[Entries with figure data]
+-------+
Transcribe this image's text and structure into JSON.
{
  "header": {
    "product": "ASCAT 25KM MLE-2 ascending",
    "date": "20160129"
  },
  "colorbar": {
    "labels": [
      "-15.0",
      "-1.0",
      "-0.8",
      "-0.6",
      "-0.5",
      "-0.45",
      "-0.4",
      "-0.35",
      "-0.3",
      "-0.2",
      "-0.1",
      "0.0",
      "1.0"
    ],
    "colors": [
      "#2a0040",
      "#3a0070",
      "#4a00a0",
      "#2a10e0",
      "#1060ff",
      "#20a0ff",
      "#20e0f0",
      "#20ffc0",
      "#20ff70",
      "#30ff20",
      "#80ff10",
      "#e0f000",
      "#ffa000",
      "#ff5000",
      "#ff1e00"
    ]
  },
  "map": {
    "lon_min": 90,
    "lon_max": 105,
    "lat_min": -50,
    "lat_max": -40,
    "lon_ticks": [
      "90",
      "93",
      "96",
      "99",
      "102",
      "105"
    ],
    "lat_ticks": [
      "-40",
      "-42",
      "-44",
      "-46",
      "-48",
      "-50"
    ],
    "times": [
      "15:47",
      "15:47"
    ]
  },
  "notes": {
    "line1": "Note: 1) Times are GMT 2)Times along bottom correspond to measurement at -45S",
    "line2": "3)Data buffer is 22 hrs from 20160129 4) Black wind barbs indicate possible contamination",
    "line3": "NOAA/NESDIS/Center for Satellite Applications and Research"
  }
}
+-------+
> **Aim of the task**
The data above must be returned in full, exactly as written.

> **Result of this task**
Transcribe this image's text and structure into JSON.
{
  "header": {
    "product": "ASCAT 25KM MLE-2 ascending",
    "date": "20160129"
  },
  "colorbar": {
    "labels": [
      "-15.0",
      "-1.0",
      "-0.8",
      "-0.6",
      "-0.5",
      "-0.45",
      "-0.4",
      "-0.35",
      "-0.3",
      "-0.2",
      "-0.1",
      "0.0",
      "1.0"
    ],
    "colors": [
      "#2a0040",
      "#3a0070",
      "#4a00a0",
      "#2a10e0",
      "#1060ff",
      "#20a0ff",
      "#20e0f0",
      "#20ffc0",
      "#20ff70",
      "#30ff20",
      "#80ff10",
      "#e0f000",
      "#ffa000",
      "#ff5000",
      "#ff1e00"
    ]
  },
  "map": {
    "lon_min": 90,
    "lon_max": 105,
    "lat_min": -50,
    "lat_max": -40,
    "lon_ticks": [
      "90",
      "93",
      "96",
      "99",
      "102",
      "105"
    ],
    "lat_ticks": [
      "-40",
      "-42",
      "-44",
      "-46",
      "-48",
      "-50"
    ],
    "times": [
      "15:47",
      "15:47"
    ]
  },
  "notes": {
    "line1": "Note: 1) Times are GMT 2)Times along bottom correspond to measurement at -45S",
    "line2": "3)Data buffer is 22 hrs from 20160129 4) Black wind barbs indicate possible contamination",
    "line3": "NOAA/NESDIS/Center for Satellite Applications and Research"
  }
}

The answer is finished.